What to do =>
Copy only those lines which run from the line containing "What data populates" to the end of the entries below, both inclusive, exactly as written and with no pictures.

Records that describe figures
------------------------

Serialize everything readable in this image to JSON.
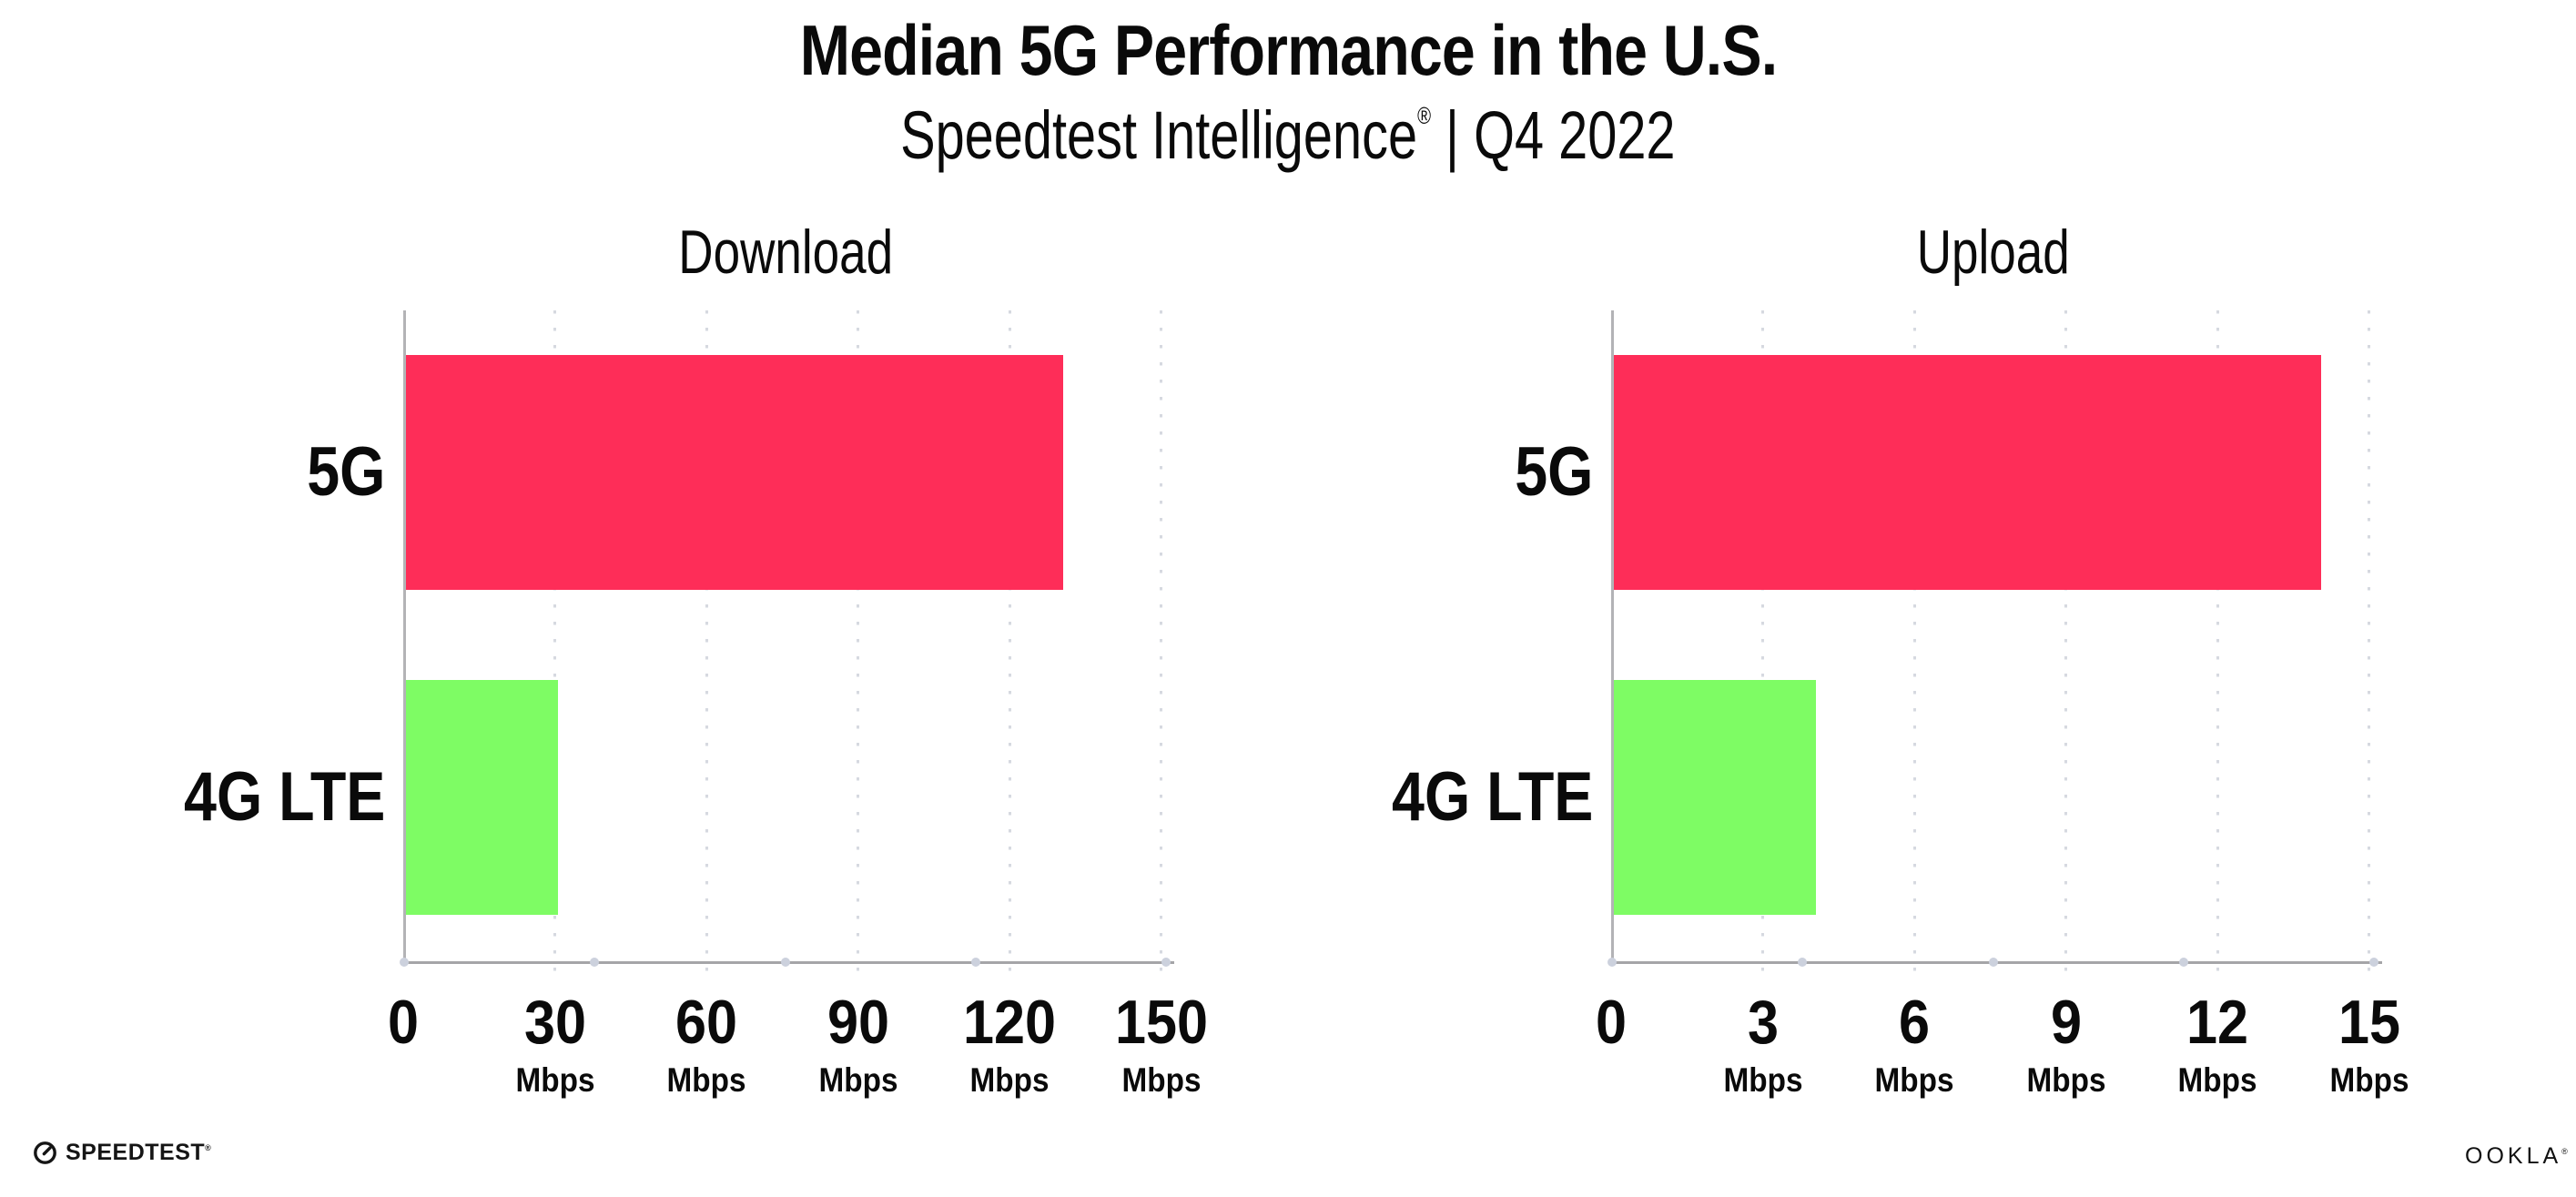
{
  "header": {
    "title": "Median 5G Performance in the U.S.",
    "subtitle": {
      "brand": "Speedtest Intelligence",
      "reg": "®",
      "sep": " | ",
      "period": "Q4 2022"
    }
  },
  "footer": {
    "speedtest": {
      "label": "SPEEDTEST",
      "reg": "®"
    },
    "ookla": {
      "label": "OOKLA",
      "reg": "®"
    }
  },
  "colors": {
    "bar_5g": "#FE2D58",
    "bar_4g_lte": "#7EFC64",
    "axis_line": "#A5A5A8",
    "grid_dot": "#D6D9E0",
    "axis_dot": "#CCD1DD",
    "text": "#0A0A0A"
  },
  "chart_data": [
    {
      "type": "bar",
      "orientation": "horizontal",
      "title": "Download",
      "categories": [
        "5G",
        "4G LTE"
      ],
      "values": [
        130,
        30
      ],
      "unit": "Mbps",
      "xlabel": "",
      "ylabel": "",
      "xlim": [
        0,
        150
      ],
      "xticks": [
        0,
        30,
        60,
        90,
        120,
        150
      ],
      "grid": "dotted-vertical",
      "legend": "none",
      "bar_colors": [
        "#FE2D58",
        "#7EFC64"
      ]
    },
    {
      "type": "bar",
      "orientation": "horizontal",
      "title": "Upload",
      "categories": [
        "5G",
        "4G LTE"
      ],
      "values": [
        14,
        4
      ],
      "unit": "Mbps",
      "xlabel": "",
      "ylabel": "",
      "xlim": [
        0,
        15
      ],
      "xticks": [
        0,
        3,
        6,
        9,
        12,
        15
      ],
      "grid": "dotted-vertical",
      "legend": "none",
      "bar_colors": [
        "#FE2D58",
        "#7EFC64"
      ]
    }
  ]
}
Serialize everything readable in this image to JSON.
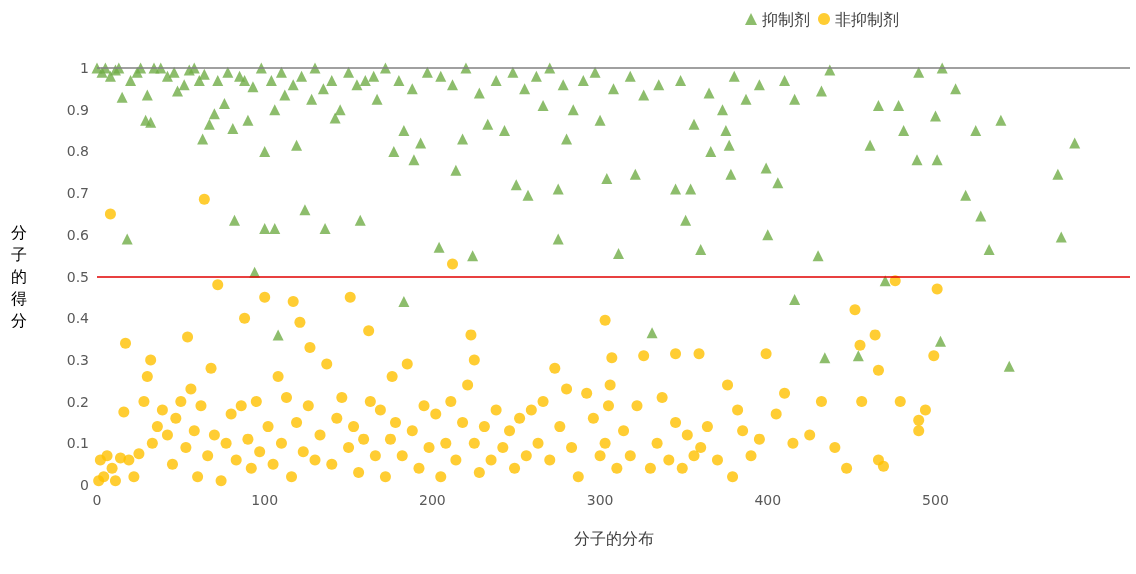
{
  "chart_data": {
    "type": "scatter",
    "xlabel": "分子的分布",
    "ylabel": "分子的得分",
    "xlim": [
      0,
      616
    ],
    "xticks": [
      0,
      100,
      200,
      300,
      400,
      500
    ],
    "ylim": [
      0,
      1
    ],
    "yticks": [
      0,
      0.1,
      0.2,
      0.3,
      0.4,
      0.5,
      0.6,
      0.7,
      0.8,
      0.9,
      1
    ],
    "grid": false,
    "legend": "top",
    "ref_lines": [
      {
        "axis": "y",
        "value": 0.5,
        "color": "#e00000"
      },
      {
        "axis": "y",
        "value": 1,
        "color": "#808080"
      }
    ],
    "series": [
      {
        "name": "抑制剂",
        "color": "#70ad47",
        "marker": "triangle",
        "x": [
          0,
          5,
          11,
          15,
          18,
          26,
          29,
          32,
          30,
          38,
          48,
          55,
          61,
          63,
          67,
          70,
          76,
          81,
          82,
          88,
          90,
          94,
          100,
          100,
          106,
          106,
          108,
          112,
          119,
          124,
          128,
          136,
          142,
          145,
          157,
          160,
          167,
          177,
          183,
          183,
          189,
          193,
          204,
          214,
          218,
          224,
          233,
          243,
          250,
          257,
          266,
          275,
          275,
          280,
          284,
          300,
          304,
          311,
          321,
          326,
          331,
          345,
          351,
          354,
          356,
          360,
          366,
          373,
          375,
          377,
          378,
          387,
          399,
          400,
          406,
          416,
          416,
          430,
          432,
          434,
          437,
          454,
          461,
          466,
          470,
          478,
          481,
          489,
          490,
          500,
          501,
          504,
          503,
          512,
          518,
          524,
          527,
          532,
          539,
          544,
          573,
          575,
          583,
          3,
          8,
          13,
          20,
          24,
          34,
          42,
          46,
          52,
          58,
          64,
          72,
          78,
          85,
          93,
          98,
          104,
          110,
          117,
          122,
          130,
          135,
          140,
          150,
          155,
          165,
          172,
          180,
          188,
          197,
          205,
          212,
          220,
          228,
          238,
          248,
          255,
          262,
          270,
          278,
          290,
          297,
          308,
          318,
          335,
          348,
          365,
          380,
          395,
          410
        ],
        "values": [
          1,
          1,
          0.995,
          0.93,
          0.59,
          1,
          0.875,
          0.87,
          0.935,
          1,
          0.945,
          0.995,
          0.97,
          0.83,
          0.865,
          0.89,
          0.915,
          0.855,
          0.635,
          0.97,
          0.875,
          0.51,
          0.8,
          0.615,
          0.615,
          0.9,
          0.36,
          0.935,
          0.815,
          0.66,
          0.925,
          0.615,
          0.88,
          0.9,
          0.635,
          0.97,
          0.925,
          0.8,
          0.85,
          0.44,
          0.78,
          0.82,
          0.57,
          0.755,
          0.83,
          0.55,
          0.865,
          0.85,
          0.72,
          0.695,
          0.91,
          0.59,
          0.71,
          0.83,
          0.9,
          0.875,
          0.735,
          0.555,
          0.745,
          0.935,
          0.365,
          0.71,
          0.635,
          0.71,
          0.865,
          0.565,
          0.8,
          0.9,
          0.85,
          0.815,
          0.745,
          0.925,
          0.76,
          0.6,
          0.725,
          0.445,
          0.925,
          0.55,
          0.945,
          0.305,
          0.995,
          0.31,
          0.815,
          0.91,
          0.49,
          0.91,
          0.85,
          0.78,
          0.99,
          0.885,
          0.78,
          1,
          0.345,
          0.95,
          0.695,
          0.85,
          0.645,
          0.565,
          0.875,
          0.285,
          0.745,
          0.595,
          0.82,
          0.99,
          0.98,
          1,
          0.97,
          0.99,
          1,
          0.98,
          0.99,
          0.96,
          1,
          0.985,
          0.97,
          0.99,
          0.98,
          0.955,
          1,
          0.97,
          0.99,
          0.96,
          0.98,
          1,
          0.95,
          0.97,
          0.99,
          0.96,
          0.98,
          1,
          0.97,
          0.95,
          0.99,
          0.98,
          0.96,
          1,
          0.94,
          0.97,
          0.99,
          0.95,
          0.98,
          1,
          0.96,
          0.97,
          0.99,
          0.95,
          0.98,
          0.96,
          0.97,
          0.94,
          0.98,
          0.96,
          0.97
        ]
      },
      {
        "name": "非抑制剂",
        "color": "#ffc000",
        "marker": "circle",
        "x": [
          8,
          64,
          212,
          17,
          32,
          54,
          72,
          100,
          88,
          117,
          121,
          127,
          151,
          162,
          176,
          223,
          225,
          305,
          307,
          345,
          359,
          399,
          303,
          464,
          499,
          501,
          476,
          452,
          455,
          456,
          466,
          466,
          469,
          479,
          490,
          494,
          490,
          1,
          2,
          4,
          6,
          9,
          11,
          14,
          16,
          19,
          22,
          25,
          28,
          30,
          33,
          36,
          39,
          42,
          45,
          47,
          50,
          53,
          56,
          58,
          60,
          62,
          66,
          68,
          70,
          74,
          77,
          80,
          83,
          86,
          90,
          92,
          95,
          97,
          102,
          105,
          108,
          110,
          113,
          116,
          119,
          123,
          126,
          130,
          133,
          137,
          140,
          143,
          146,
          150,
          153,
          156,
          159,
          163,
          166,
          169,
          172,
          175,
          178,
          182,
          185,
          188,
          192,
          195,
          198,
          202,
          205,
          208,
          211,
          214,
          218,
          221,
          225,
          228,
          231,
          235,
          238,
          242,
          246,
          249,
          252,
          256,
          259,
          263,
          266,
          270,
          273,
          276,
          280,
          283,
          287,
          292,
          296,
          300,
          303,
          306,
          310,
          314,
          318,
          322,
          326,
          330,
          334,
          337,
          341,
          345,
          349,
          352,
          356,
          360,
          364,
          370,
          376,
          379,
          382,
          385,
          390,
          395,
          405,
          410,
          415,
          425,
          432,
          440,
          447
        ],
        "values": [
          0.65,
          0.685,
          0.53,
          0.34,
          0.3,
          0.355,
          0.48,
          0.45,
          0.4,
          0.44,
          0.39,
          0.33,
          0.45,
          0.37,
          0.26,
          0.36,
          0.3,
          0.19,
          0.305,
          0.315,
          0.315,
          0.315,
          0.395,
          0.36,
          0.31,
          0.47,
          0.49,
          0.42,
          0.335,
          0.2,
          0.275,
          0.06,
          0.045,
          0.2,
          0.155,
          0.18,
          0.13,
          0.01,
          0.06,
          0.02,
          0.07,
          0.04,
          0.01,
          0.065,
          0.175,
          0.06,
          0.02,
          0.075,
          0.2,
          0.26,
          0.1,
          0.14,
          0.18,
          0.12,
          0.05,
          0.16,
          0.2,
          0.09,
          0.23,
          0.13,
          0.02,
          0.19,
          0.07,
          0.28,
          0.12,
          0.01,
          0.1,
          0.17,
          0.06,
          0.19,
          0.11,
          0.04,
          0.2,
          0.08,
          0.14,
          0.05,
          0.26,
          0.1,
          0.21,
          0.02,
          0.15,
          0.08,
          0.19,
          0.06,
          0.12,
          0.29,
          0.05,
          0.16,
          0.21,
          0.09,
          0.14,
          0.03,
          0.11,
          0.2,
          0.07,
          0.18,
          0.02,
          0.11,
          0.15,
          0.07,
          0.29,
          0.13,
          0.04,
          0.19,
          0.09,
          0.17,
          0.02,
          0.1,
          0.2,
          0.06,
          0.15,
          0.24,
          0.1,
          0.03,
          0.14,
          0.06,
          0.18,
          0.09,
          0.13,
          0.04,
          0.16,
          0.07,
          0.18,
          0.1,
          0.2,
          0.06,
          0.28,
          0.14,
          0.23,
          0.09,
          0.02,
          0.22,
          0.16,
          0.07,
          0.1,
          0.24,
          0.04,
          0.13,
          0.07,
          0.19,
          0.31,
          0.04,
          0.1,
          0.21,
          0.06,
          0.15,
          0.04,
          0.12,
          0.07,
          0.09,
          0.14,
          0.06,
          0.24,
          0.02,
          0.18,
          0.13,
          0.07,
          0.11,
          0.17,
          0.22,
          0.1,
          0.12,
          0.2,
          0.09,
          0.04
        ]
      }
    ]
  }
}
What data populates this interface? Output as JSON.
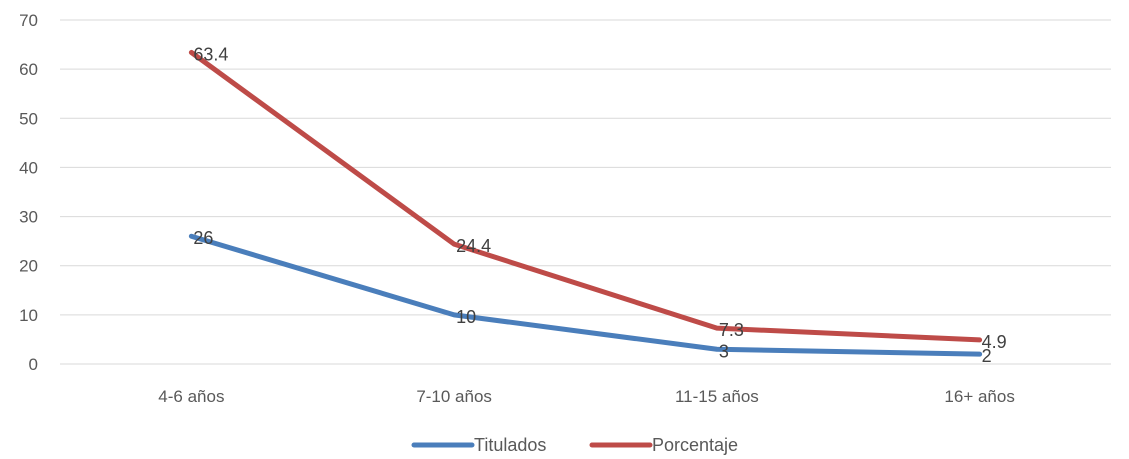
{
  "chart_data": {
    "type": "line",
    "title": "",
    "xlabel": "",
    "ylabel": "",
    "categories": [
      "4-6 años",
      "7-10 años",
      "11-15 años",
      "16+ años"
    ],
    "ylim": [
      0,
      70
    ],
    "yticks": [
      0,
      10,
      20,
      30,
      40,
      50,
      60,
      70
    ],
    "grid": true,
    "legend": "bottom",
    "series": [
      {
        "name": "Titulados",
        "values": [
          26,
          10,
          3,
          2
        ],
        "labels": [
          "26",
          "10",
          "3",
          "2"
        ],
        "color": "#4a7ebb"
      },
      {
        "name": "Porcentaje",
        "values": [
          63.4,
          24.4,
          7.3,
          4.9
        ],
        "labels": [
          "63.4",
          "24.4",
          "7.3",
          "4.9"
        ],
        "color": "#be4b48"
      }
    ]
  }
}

------------------------

Finished task =>
What data populates this interface? Output as JSON.
{
  "chart_data": {
    "type": "line",
    "title": "",
    "xlabel": "",
    "ylabel": "",
    "categories": [
      "4-6 años",
      "7-10 años",
      "11-15 años",
      "16+ años"
    ],
    "ylim": [
      0,
      70
    ],
    "yticks": [
      0,
      10,
      20,
      30,
      40,
      50,
      60,
      70
    ],
    "grid": true,
    "legend": "bottom",
    "series": [
      {
        "name": "Titulados",
        "values": [
          26,
          10,
          3,
          2
        ],
        "labels": [
          "26",
          "10",
          "3",
          "2"
        ],
        "color": "#4a7ebb"
      },
      {
        "name": "Porcentaje",
        "values": [
          63.4,
          24.4,
          7.3,
          4.9
        ],
        "labels": [
          "63.4",
          "24.4",
          "7.3",
          "4.9"
        ],
        "color": "#be4b48"
      }
    ]
  }
}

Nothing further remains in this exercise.